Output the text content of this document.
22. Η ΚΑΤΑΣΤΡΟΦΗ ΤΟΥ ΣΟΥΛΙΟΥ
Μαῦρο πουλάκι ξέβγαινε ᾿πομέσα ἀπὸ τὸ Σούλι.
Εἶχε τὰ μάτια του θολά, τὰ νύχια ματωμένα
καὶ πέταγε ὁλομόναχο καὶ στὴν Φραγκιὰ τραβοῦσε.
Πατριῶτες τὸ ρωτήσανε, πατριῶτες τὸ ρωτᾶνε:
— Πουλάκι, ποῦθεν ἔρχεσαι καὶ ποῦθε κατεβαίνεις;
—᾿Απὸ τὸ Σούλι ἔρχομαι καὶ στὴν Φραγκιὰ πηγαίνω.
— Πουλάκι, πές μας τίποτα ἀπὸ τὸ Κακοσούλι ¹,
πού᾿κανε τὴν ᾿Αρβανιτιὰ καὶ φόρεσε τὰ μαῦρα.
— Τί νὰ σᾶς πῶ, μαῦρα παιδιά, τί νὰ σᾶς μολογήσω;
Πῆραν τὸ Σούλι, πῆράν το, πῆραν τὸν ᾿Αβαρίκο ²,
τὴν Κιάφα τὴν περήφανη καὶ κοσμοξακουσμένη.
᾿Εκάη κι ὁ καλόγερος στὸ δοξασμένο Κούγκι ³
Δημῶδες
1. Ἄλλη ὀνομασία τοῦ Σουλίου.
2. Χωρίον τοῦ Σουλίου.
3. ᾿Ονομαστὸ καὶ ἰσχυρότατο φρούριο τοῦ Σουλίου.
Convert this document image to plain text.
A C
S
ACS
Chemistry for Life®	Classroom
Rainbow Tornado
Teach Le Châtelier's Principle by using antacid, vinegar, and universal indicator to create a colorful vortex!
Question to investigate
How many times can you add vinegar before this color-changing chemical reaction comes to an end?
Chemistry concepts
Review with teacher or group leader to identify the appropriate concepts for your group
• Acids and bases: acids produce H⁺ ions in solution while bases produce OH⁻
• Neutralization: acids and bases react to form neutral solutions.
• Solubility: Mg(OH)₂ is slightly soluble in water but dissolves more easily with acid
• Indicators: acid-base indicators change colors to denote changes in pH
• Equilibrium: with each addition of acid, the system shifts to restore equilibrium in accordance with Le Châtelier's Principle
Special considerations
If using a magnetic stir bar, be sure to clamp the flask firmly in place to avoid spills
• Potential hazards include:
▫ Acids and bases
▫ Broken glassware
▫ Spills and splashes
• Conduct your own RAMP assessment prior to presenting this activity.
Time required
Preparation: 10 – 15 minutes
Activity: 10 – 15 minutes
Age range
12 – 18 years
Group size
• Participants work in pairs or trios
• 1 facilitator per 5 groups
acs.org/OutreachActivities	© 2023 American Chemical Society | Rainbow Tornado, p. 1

-=-=-=-=-

In the entries above, locate every line with the word "text" and copy it.

*Right answer*.
Output the text content of this document.
Convert this document image to plain text.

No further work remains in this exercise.